WORK TO BE COMPLETED => Copy every entry precisely.

SUPPLIED RECORDS =>
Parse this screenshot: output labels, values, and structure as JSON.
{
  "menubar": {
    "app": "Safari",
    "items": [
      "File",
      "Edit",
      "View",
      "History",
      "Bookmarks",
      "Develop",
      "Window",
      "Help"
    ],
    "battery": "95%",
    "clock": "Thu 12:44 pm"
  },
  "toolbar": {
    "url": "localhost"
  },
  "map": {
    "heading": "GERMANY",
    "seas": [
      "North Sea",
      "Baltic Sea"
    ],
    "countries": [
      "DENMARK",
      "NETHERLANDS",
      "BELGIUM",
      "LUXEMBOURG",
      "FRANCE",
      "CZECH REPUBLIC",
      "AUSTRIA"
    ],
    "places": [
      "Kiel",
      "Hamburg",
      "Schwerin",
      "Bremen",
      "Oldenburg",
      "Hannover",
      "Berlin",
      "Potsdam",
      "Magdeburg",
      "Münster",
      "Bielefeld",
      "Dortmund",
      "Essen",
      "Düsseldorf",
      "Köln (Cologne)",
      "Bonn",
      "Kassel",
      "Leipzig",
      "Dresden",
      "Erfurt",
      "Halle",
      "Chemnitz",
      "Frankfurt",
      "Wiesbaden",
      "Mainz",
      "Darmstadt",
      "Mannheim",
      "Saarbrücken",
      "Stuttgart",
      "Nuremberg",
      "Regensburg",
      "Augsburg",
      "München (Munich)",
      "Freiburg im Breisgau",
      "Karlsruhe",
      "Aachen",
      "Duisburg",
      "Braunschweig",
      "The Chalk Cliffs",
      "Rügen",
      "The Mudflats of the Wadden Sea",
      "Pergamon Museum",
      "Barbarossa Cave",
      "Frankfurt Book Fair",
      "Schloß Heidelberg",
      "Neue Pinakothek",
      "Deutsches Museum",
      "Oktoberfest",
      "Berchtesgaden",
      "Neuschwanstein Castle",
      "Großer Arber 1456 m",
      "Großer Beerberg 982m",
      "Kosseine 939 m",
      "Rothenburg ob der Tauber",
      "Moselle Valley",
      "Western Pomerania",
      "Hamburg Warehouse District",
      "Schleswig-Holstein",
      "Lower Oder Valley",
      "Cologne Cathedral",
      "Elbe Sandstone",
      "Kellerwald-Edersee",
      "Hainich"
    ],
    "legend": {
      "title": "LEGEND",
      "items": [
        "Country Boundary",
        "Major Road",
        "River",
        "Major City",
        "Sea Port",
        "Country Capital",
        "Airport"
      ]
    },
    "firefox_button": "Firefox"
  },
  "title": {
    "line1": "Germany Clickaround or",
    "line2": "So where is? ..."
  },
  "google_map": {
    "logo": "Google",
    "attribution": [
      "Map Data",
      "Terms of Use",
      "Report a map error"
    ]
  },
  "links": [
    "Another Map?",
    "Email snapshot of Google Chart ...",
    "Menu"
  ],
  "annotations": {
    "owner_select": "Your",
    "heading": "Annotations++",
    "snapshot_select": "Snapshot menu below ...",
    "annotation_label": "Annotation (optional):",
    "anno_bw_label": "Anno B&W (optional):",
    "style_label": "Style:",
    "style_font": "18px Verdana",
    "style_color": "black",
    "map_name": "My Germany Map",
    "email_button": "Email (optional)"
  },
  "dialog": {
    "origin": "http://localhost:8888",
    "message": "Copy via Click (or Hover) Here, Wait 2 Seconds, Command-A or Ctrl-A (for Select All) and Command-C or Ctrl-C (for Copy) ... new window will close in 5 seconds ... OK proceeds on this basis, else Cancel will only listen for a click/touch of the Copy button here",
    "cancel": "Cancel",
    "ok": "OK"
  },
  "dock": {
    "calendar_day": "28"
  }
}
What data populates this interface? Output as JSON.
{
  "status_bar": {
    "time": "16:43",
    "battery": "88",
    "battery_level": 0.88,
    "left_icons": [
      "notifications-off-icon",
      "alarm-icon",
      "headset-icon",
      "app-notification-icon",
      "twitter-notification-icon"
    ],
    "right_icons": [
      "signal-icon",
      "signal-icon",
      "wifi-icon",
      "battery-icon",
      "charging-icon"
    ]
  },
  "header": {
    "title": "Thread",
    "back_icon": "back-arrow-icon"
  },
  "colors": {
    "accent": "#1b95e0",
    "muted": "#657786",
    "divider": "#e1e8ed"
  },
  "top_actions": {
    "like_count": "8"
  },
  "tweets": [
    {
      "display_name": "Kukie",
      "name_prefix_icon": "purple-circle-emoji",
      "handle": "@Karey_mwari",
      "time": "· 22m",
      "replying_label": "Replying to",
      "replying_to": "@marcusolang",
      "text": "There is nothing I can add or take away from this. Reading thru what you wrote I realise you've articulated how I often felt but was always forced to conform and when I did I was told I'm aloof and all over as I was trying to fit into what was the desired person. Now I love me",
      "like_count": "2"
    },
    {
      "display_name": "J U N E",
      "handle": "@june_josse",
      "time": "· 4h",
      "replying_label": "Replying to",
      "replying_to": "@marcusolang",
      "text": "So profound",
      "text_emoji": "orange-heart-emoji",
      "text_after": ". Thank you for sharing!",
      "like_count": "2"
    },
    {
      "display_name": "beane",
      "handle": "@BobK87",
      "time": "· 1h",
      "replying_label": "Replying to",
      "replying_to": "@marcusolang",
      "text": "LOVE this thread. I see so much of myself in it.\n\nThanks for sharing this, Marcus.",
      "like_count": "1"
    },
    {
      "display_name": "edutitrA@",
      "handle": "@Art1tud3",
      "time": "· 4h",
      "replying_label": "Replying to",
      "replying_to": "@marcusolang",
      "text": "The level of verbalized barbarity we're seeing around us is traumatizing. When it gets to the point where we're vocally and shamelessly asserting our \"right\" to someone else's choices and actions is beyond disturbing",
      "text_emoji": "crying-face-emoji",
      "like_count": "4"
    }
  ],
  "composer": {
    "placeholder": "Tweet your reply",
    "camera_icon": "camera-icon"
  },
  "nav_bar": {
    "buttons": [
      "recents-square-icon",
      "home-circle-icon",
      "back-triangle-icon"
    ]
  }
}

TASK OUTPUT =>
Parse this screenshot: output labels, values, and structure as JSON.
{
  "menubar": {
    "app": "Safari",
    "items": [
      "File",
      "Edit",
      "View",
      "History",
      "Bookmarks",
      "Develop",
      "Window",
      "Help"
    ],
    "battery": "95%",
    "clock": "Thu 12:44 pm"
  },
  "toolbar": {
    "url": "localhost"
  },
  "map": {
    "heading": "GERMANY",
    "seas": [
      "North Sea",
      "Baltic Sea"
    ],
    "countries": [
      "DENMARK",
      "NETHERLANDS",
      "BELGIUM",
      "LUXEMBOURG",
      "FRANCE",
      "CZECH REPUBLIC",
      "AUSTRIA"
    ],
    "places": [
      "Kiel",
      "Hamburg",
      "Schwerin",
      "Bremen",
      "Oldenburg",
      "Hannover",
      "Berlin",
      "Potsdam",
      "Magdeburg",
      "Münster",
      "Bielefeld",
      "Dortmund",
      "Essen",
      "Düsseldorf",
      "Köln (Cologne)",
      "Bonn",
      "Kassel",
      "Leipzig",
      "Dresden",
      "Erfurt",
      "Halle",
      "Chemnitz",
      "Frankfurt",
      "Wiesbaden",
      "Mainz",
      "Darmstadt",
      "Mannheim",
      "Saarbrücken",
      "Stuttgart",
      "Nuremberg",
      "Regensburg",
      "Augsburg",
      "München (Munich)",
      "Freiburg im Breisgau",
      "Karlsruhe",
      "Aachen",
      "Duisburg",
      "Braunschweig",
      "The Chalk Cliffs",
      "Rügen",
      "The Mudflats of the Wadden Sea",
      "Pergamon Museum",
      "Barbarossa Cave",
      "Frankfurt Book Fair",
      "Schloß Heidelberg",
      "Neue Pinakothek",
      "Deutsches Museum",
      "Oktoberfest",
      "Berchtesgaden",
      "Neuschwanstein Castle",
      "Großer Arber 1456 m",
      "Großer Beerberg 982m",
      "Kosseine 939 m",
      "Rothenburg ob der Tauber",
      "Moselle Valley",
      "Western Pomerania",
      "Hamburg Warehouse District",
      "Schleswig-Holstein",
      "Lower Oder Valley",
      "Cologne Cathedral",
      "Elbe Sandstone",
      "Kellerwald-Edersee",
      "Hainich"
    ],
    "legend": {
      "title": "LEGEND",
      "items": [
        "Country Boundary",
        "Major Road",
        "River",
        "Major City",
        "Sea Port",
        "Country Capital",
        "Airport"
      ]
    },
    "firefox_button": "Firefox"
  },
  "title": {
    "line1": "Germany Clickaround or",
    "line2": "So where is? ..."
  },
  "google_map": {
    "logo": "Google",
    "attribution": [
      "Map Data",
      "Terms of Use",
      "Report a map error"
    ]
  },
  "links": [
    "Another Map?",
    "Email snapshot of Google Chart ...",
    "Menu"
  ],
  "annotations": {
    "owner_select": "Your",
    "heading": "Annotations++",
    "snapshot_select": "Snapshot menu below ...",
    "annotation_label": "Annotation (optional):",
    "anno_bw_label": "Anno B&W (optional):",
    "style_label": "Style:",
    "style_font": "18px Verdana",
    "style_color": "black",
    "map_name": "My Germany Map",
    "email_button": "Email (optional)"
  },
  "dialog": {
    "origin": "http://localhost:8888",
    "message": "Copy via Click (or Hover) Here, Wait 2 Seconds, Command-A or Ctrl-A (for Select All) and Command-C or Ctrl-C (for Copy) ... new window will close in 5 seconds ... OK proceeds on this basis, else Cancel will only listen for a click/touch of the Copy button here",
    "cancel": "Cancel",
    "ok": "OK"
  },
  "dock": {
    "calendar_day": "28"
  }
}
What data populates this interface? Output as JSON.
{
  "status_bar": {
    "time": "16:43",
    "battery": "88",
    "battery_level": 0.88,
    "left_icons": [
      "notifications-off-icon",
      "alarm-icon",
      "headset-icon",
      "app-notification-icon",
      "twitter-notification-icon"
    ],
    "right_icons": [
      "signal-icon",
      "signal-icon",
      "wifi-icon",
      "battery-icon",
      "charging-icon"
    ]
  },
  "header": {
    "title": "Thread",
    "back_icon": "back-arrow-icon"
  },
  "colors": {
    "accent": "#1b95e0",
    "muted": "#657786",
    "divider": "#e1e8ed"
  },
  "top_actions": {
    "like_count": "8"
  },
  "tweets": [
    {
      "display_name": "Kukie",
      "name_prefix_icon": "purple-circle-emoji",
      "handle": "@Karey_mwari",
      "time": "· 22m",
      "replying_label": "Replying to",
      "replying_to": "@marcusolang",
      "text": "There is nothing I can add or take away from this. Reading thru what you wrote I realise you've articulated how I often felt but was always forced to conform and when I did I was told I'm aloof and all over as I was trying to fit into what was the desired person. Now I love me",
      "like_count": "2"
    },
    {
      "display_name": "J U N E",
      "handle": "@june_josse",
      "time": "· 4h",
      "replying_label": "Replying to",
      "replying_to": "@marcusolang",
      "text": "So profound",
      "text_emoji": "orange-heart-emoji",
      "text_after": ". Thank you for sharing!",
      "like_count": "2"
    },
    {
      "display_name": "beane",
      "handle": "@BobK87",
      "time": "· 1h",
      "replying_label": "Replying to",
      "replying_to": "@marcusolang",
      "text": "LOVE this thread. I see so much of myself in it.\n\nThanks for sharing this, Marcus.",
      "like_count": "1"
    },
    {
      "display_name": "edutitrA@",
      "handle": "@Art1tud3",
      "time": "· 4h",
      "replying_label": "Replying to",
      "replying_to": "@marcusolang",
      "text": "The level of verbalized barbarity we're seeing around us is traumatizing. When it gets to the point where we're vocally and shamelessly asserting our \"right\" to someone else's choices and actions is beyond disturbing",
      "text_emoji": "crying-face-emoji",
      "like_count": "4"
    }
  ],
  "composer": {
    "placeholder": "Tweet your reply",
    "camera_icon": "camera-icon"
  },
  "nav_bar": {
    "buttons": [
      "recents-square-icon",
      "home-circle-icon",
      "back-triangle-icon"
    ]
  }
}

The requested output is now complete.